# Extracted material start
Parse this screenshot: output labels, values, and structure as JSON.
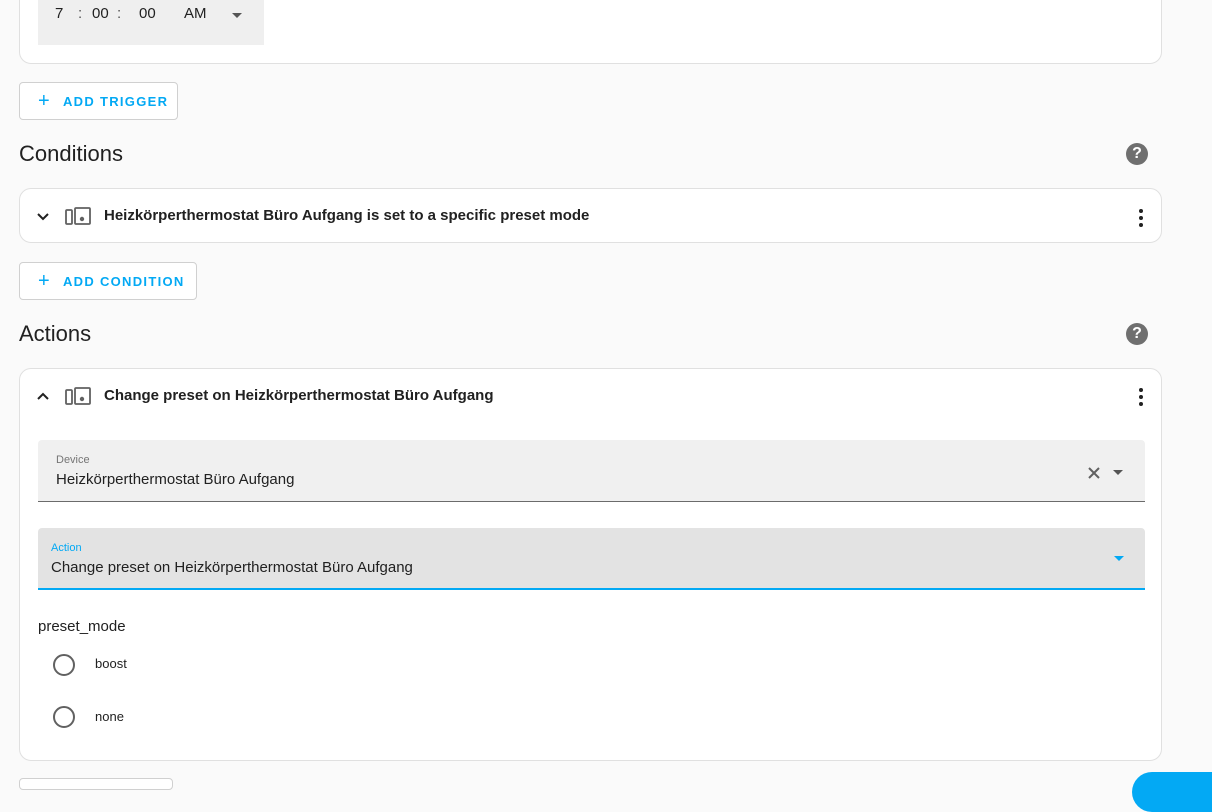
{
  "trigger_time": {
    "hours": "7",
    "minutes": "00",
    "seconds": "00",
    "separator": ":",
    "period": "AM"
  },
  "add_trigger_label": "ADD TRIGGER",
  "conditions": {
    "title": "Conditions",
    "item_title": "Heizkörperthermostat Büro Aufgang is set to a specific preset mode",
    "add_label": "ADD CONDITION"
  },
  "actions": {
    "title": "Actions",
    "item_title": "Change preset on Heizkörperthermostat Büro Aufgang",
    "device_label": "Device",
    "device_value": "Heizkörperthermostat Büro Aufgang",
    "action_label": "Action",
    "action_value": "Change preset on Heizkörperthermostat Büro Aufgang",
    "preset_label": "preset_mode",
    "options": [
      "boost",
      "none"
    ]
  },
  "icons": {
    "plus": "plus-icon",
    "help": "help-circle-icon",
    "expand": "chevron-down-icon",
    "collapse": "chevron-up-icon",
    "device": "devices-icon",
    "menu": "dots-vertical-icon",
    "clear": "close-icon",
    "dropdown": "menu-down-icon",
    "radio": "radio-unchecked-icon"
  },
  "colors": {
    "accent": "#03a9f4",
    "text": "#212121",
    "background": "#fafafa"
  }
}
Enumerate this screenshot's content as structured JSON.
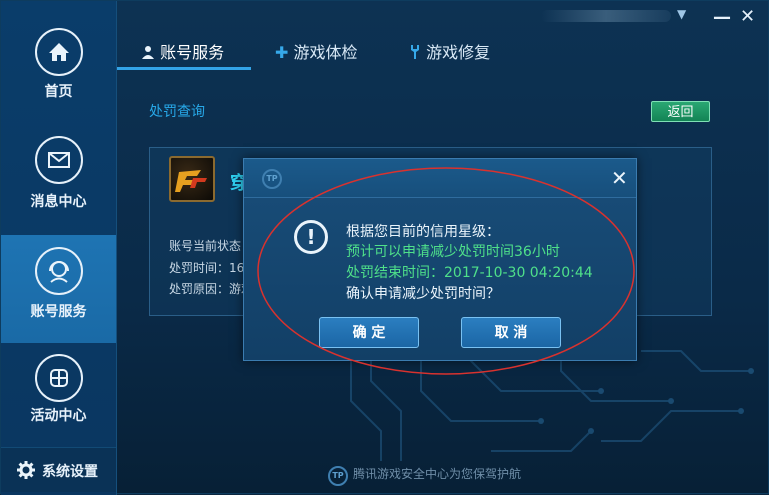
{
  "sidebar": {
    "items": [
      {
        "label": "首页",
        "icon": "home-icon"
      },
      {
        "label": "消息中心",
        "icon": "mail-icon"
      },
      {
        "label": "账号服务",
        "icon": "headset-icon"
      },
      {
        "label": "活动中心",
        "icon": "grid-icon"
      }
    ],
    "settings_label": "系统设置"
  },
  "tabs": [
    {
      "label": "账号服务",
      "icon": "user-icon",
      "active": true
    },
    {
      "label": "游戏体检",
      "icon": "plus-icon",
      "active": false
    },
    {
      "label": "游戏修复",
      "icon": "wrench-icon",
      "active": false
    }
  ],
  "main": {
    "section_title": "处罚查询",
    "back_label": "返回",
    "game_title": "穿",
    "info": {
      "status_label": "账号当前状态",
      "time_label": "处罚时间：16",
      "reason_label": "处罚原因：游戏"
    }
  },
  "dialog": {
    "line1": "根据您目前的信用星级：",
    "line2": "预计可以申请减少处罚时间36小时",
    "line3": "处罚结束时间：2017-10-30 04:20:44",
    "line4": "确认申请减少处罚时间？",
    "confirm_label": "确 定",
    "cancel_label": "取 消"
  },
  "footer": {
    "text": "腾讯游戏安全中心为您保驾护航"
  },
  "colors": {
    "accent": "#27a8e8",
    "highlight_green": "#4fe08a",
    "back_button": "#1f9a66",
    "annotation_red": "#d9322e"
  }
}
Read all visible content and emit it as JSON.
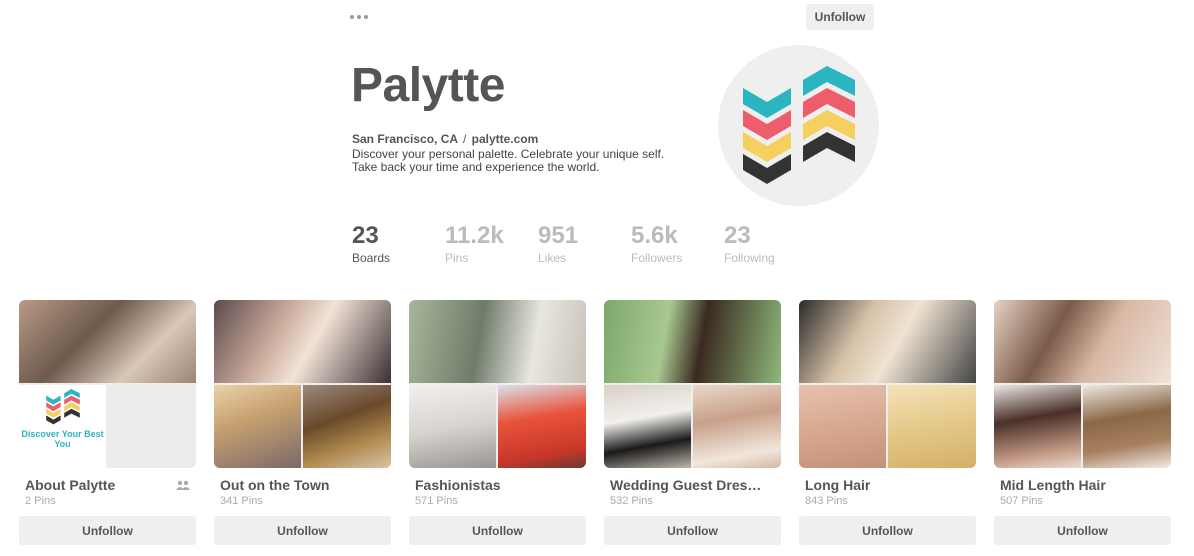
{
  "header": {
    "more_icon": "more-dots-icon",
    "unfollow_label": "Unfollow"
  },
  "profile": {
    "name": "Palytte",
    "location": "San Francisco, CA",
    "website": "palytte.com",
    "description_line1": "Discover your personal palette. Celebrate your unique self.",
    "description_line2": "Take back your time and experience the world.",
    "logo_colors": [
      "#2bb5c0",
      "#ee5d6c",
      "#f5d05f",
      "#333333"
    ]
  },
  "stats": [
    {
      "value": "23",
      "label": "Boards"
    },
    {
      "value": "11.2k",
      "label": "Pins"
    },
    {
      "value": "951",
      "label": "Likes"
    },
    {
      "value": "5.6k",
      "label": "Followers"
    },
    {
      "value": "23",
      "label": "Following"
    }
  ],
  "boards": [
    {
      "title": "About Palytte",
      "pins": "2 Pins",
      "unfollow": "Unfollow",
      "group_icon": "group-icon",
      "cover_text": "Discover Your Best You"
    },
    {
      "title": "Out on the Town",
      "pins": "341 Pins",
      "unfollow": "Unfollow"
    },
    {
      "title": "Fashionistas",
      "pins": "571 Pins",
      "unfollow": "Unfollow"
    },
    {
      "title": "Wedding Guest Dres…",
      "pins": "532 Pins",
      "unfollow": "Unfollow"
    },
    {
      "title": "Long Hair",
      "pins": "843 Pins",
      "unfollow": "Unfollow"
    },
    {
      "title": "Mid Length Hair",
      "pins": "507 Pins",
      "unfollow": "Unfollow"
    }
  ]
}
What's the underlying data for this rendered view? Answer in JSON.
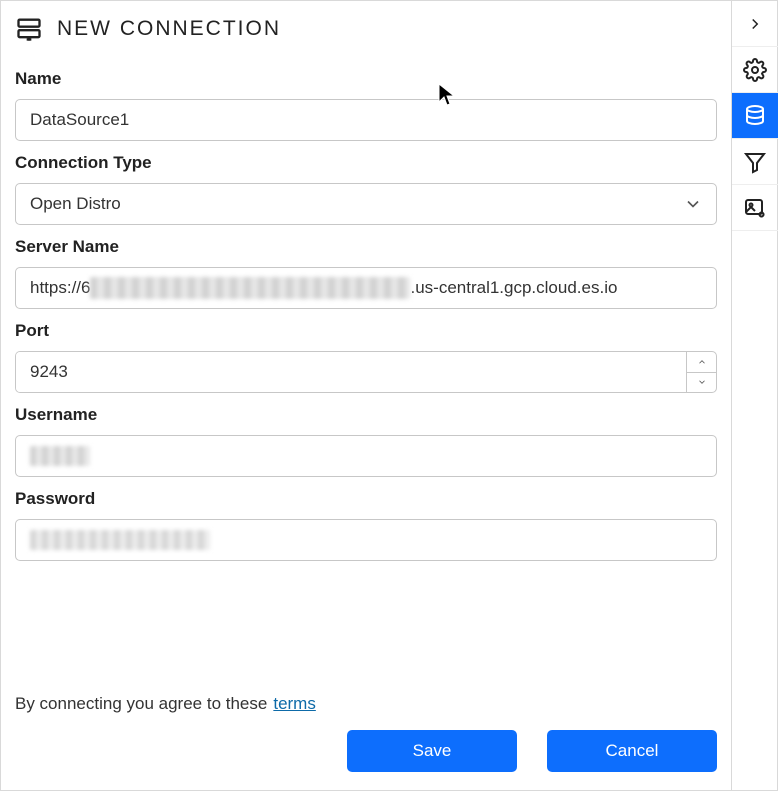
{
  "header": {
    "title": "NEW CONNECTION"
  },
  "fields": {
    "name": {
      "label": "Name",
      "value": "DataSource1"
    },
    "connection_type": {
      "label": "Connection Type",
      "value": "Open Distro"
    },
    "server_name": {
      "label": "Server Name",
      "prefix": "https://6",
      "suffix": ".us-central1.gcp.cloud.es.io"
    },
    "port": {
      "label": "Port",
      "value": "9243"
    },
    "username": {
      "label": "Username"
    },
    "password": {
      "label": "Password"
    }
  },
  "footer": {
    "agree_text": "By connecting you agree to these",
    "terms_label": "terms",
    "save_label": "Save",
    "cancel_label": "Cancel"
  },
  "sidebar": {
    "items": [
      {
        "name": "collapse",
        "active": false
      },
      {
        "name": "settings",
        "active": false
      },
      {
        "name": "datasource",
        "active": true
      },
      {
        "name": "filter",
        "active": false
      },
      {
        "name": "image-settings",
        "active": false
      }
    ]
  }
}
# Extracted material end
Images must not appear in the copy; reproduce everything else in the records verbatim.

Parse this screenshot: output labels, values, and structure as JSON.
{
  "trigger_time": {
    "hours": "7",
    "minutes": "00",
    "seconds": "00",
    "separator": ":",
    "period": "AM"
  },
  "add_trigger_label": "ADD TRIGGER",
  "conditions": {
    "title": "Conditions",
    "item_title": "Heizkörperthermostat Büro Aufgang is set to a specific preset mode",
    "add_label": "ADD CONDITION"
  },
  "actions": {
    "title": "Actions",
    "item_title": "Change preset on Heizkörperthermostat Büro Aufgang",
    "device_label": "Device",
    "device_value": "Heizkörperthermostat Büro Aufgang",
    "action_label": "Action",
    "action_value": "Change preset on Heizkörperthermostat Büro Aufgang",
    "preset_label": "preset_mode",
    "options": [
      "boost",
      "none"
    ]
  },
  "icons": {
    "plus": "plus-icon",
    "help": "help-circle-icon",
    "expand": "chevron-down-icon",
    "collapse": "chevron-up-icon",
    "device": "devices-icon",
    "menu": "dots-vertical-icon",
    "clear": "close-icon",
    "dropdown": "menu-down-icon",
    "radio": "radio-unchecked-icon"
  },
  "colors": {
    "accent": "#03a9f4",
    "text": "#212121",
    "background": "#fafafa"
  }
}
Enumerate this screenshot's content as structured JSON.
{
  "sidebar": {
    "items": [
      {
        "label": "首页",
        "icon": "home-icon"
      },
      {
        "label": "消息中心",
        "icon": "mail-icon"
      },
      {
        "label": "账号服务",
        "icon": "headset-icon"
      },
      {
        "label": "活动中心",
        "icon": "grid-icon"
      }
    ],
    "settings_label": "系统设置"
  },
  "tabs": [
    {
      "label": "账号服务",
      "icon": "user-icon",
      "active": true
    },
    {
      "label": "游戏体检",
      "icon": "plus-icon",
      "active": false
    },
    {
      "label": "游戏修复",
      "icon": "wrench-icon",
      "active": false
    }
  ],
  "main": {
    "section_title": "处罚查询",
    "back_label": "返回",
    "game_title": "穿",
    "info": {
      "status_label": "账号当前状态",
      "time_label": "处罚时间：16",
      "reason_label": "处罚原因：游戏"
    }
  },
  "dialog": {
    "line1": "根据您目前的信用星级：",
    "line2": "预计可以申请减少处罚时间36小时",
    "line3": "处罚结束时间：2017-10-30 04:20:44",
    "line4": "确认申请减少处罚时间？",
    "confirm_label": "确 定",
    "cancel_label": "取 消"
  },
  "footer": {
    "text": "腾讯游戏安全中心为您保驾护航"
  },
  "colors": {
    "accent": "#27a8e8",
    "highlight_green": "#4fe08a",
    "back_button": "#1f9a66",
    "annotation_red": "#d9322e"
  }
}
Read all visible content and emit it as JSON.
{
  "header": {
    "more_icon": "more-dots-icon",
    "unfollow_label": "Unfollow"
  },
  "profile": {
    "name": "Palytte",
    "location": "San Francisco, CA",
    "website": "palytte.com",
    "description_line1": "Discover your personal palette. Celebrate your unique self.",
    "description_line2": "Take back your time and experience the world.",
    "logo_colors": [
      "#2bb5c0",
      "#ee5d6c",
      "#f5d05f",
      "#333333"
    ]
  },
  "stats": [
    {
      "value": "23",
      "label": "Boards"
    },
    {
      "value": "11.2k",
      "label": "Pins"
    },
    {
      "value": "951",
      "label": "Likes"
    },
    {
      "value": "5.6k",
      "label": "Followers"
    },
    {
      "value": "23",
      "label": "Following"
    }
  ],
  "boards": [
    {
      "title": "About Palytte",
      "pins": "2 Pins",
      "unfollow": "Unfollow",
      "group_icon": "group-icon",
      "cover_text": "Discover Your Best You"
    },
    {
      "title": "Out on the Town",
      "pins": "341 Pins",
      "unfollow": "Unfollow"
    },
    {
      "title": "Fashionistas",
      "pins": "571 Pins",
      "unfollow": "Unfollow"
    },
    {
      "title": "Wedding Guest Dres…",
      "pins": "532 Pins",
      "unfollow": "Unfollow"
    },
    {
      "title": "Long Hair",
      "pins": "843 Pins",
      "unfollow": "Unfollow"
    },
    {
      "title": "Mid Length Hair",
      "pins": "507 Pins",
      "unfollow": "Unfollow"
    }
  ]
}
What's the underlying data for this rendered view? Answer in JSON.
{
  "header": {
    "title": "NEW CONNECTION"
  },
  "fields": {
    "name": {
      "label": "Name",
      "value": "DataSource1"
    },
    "connection_type": {
      "label": "Connection Type",
      "value": "Open Distro"
    },
    "server_name": {
      "label": "Server Name",
      "prefix": "https://6",
      "suffix": ".us-central1.gcp.cloud.es.io"
    },
    "port": {
      "label": "Port",
      "value": "9243"
    },
    "username": {
      "label": "Username"
    },
    "password": {
      "label": "Password"
    }
  },
  "footer": {
    "agree_text": "By connecting you agree to these",
    "terms_label": "terms",
    "save_label": "Save",
    "cancel_label": "Cancel"
  },
  "sidebar": {
    "items": [
      {
        "name": "collapse",
        "active": false
      },
      {
        "name": "settings",
        "active": false
      },
      {
        "name": "datasource",
        "active": true
      },
      {
        "name": "filter",
        "active": false
      },
      {
        "name": "image-settings",
        "active": false
      }
    ]
  }
}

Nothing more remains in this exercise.